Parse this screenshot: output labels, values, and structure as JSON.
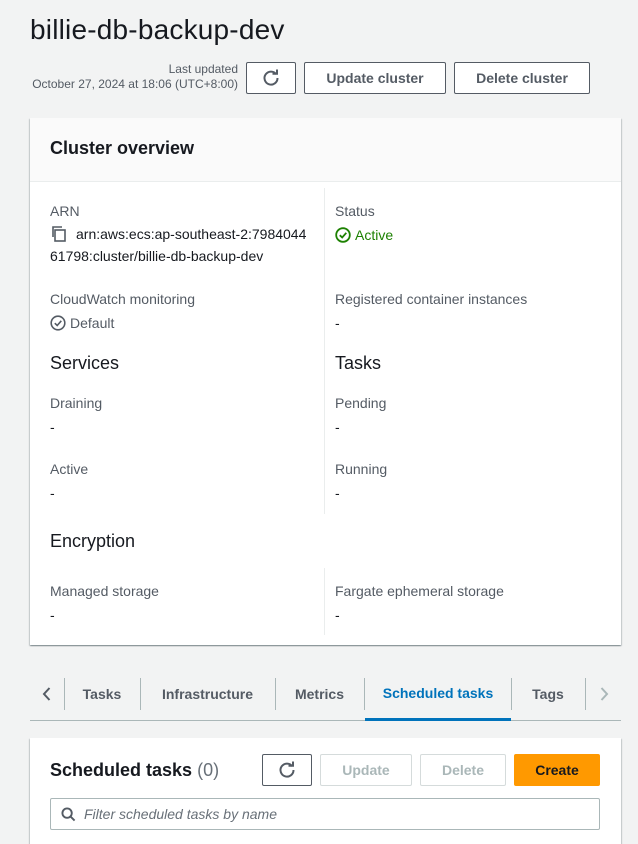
{
  "page": {
    "title": "billie-db-backup-dev",
    "last_updated_label": "Last updated",
    "last_updated_value": "October 27, 2024 at 18:06 (UTC+8:00)"
  },
  "actions": {
    "refresh_icon": "refresh-icon",
    "update_label": "Update cluster",
    "delete_label": "Delete cluster"
  },
  "overview": {
    "title": "Cluster overview",
    "arn_label": "ARN",
    "arn_line1": "arn:aws:ecs:ap-southeast-2:7984044",
    "arn_line2": "61798:cluster/billie-db-backup-dev",
    "status_label": "Status",
    "status_value": "Active",
    "cloudwatch_label": "CloudWatch monitoring",
    "cloudwatch_value": "Default",
    "instances_label": "Registered container instances",
    "instances_value": "-",
    "services_heading": "Services",
    "tasks_heading": "Tasks",
    "draining_label": "Draining",
    "draining_value": "-",
    "pending_label": "Pending",
    "pending_value": "-",
    "services_active_label": "Active",
    "services_active_value": "-",
    "running_label": "Running",
    "running_value": "-",
    "encryption_heading": "Encryption",
    "managed_storage_label": "Managed storage",
    "managed_storage_value": "-",
    "fargate_label": "Fargate ephemeral storage",
    "fargate_value": "-"
  },
  "colors": {
    "status_active": "#1d8102",
    "tab_active": "#0073bb",
    "primary_button": "#ff9900"
  },
  "tabs": [
    {
      "label": "Tasks"
    },
    {
      "label": "Infrastructure"
    },
    {
      "label": "Metrics"
    },
    {
      "label": "Scheduled tasks",
      "active": true
    },
    {
      "label": "Tags"
    }
  ],
  "scheduled": {
    "title": "Scheduled tasks",
    "count": "(0)",
    "update_label": "Update",
    "delete_label": "Delete",
    "create_label": "Create",
    "search_placeholder": "Filter scheduled tasks by name"
  }
}
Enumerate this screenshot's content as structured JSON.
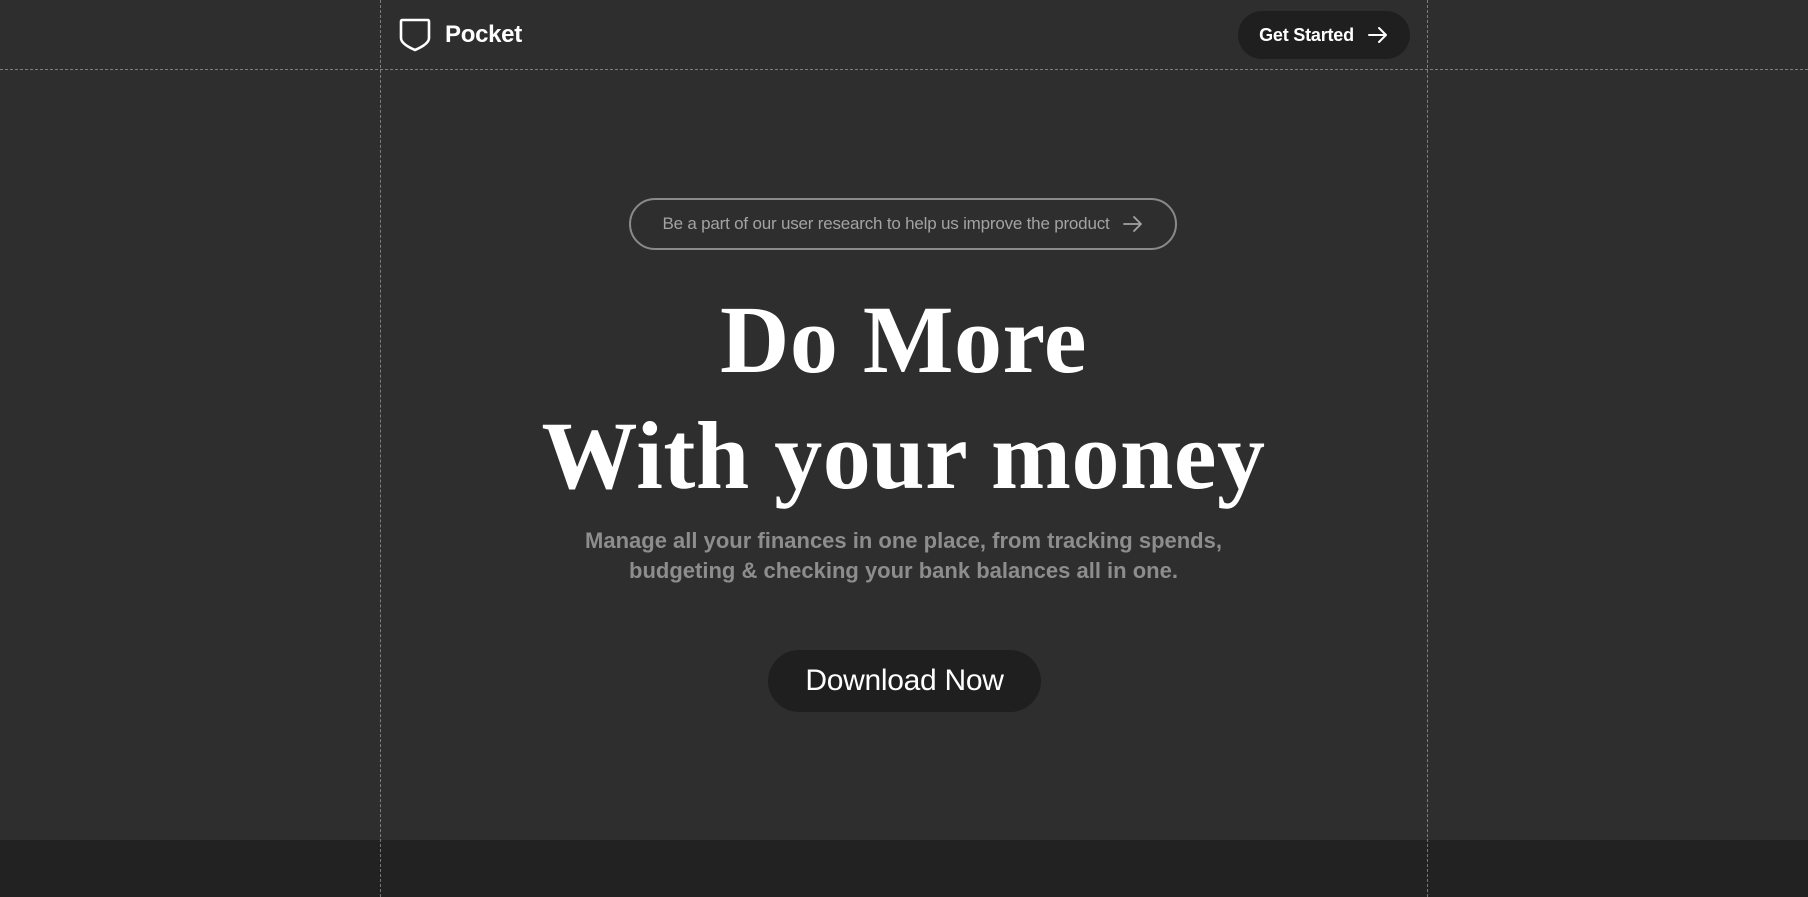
{
  "header": {
    "logo_text": "Pocket",
    "logo_icon": "shield-icon",
    "get_started_label": "Get Started",
    "get_started_icon": "arrow-right-icon"
  },
  "announcement": {
    "text": "Be a part of our user research to help us improve the product",
    "icon": "arrow-right-icon"
  },
  "hero": {
    "title_line_1": "Do More",
    "title_line_2": "With your money",
    "subtitle_line_1": "Manage all your finances in one place, from tracking spends,",
    "subtitle_line_2": "budgeting & checking your bank balances all in one.",
    "cta_label": "Download Now"
  },
  "colors": {
    "background": "#2e2e2e",
    "bottom_band": "#222222",
    "button_bg": "#1f1f1f",
    "heading": "#ffffff",
    "muted_text": "#8d8d8d",
    "pill_border": "#8a8a8a"
  }
}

▶ _Job_:
Above are the records. Copy every line in them holding "right".

▶ _The completed task_:
    "get_started_icon": "arrow-right-icon"
    "icon": "arrow-right-icon"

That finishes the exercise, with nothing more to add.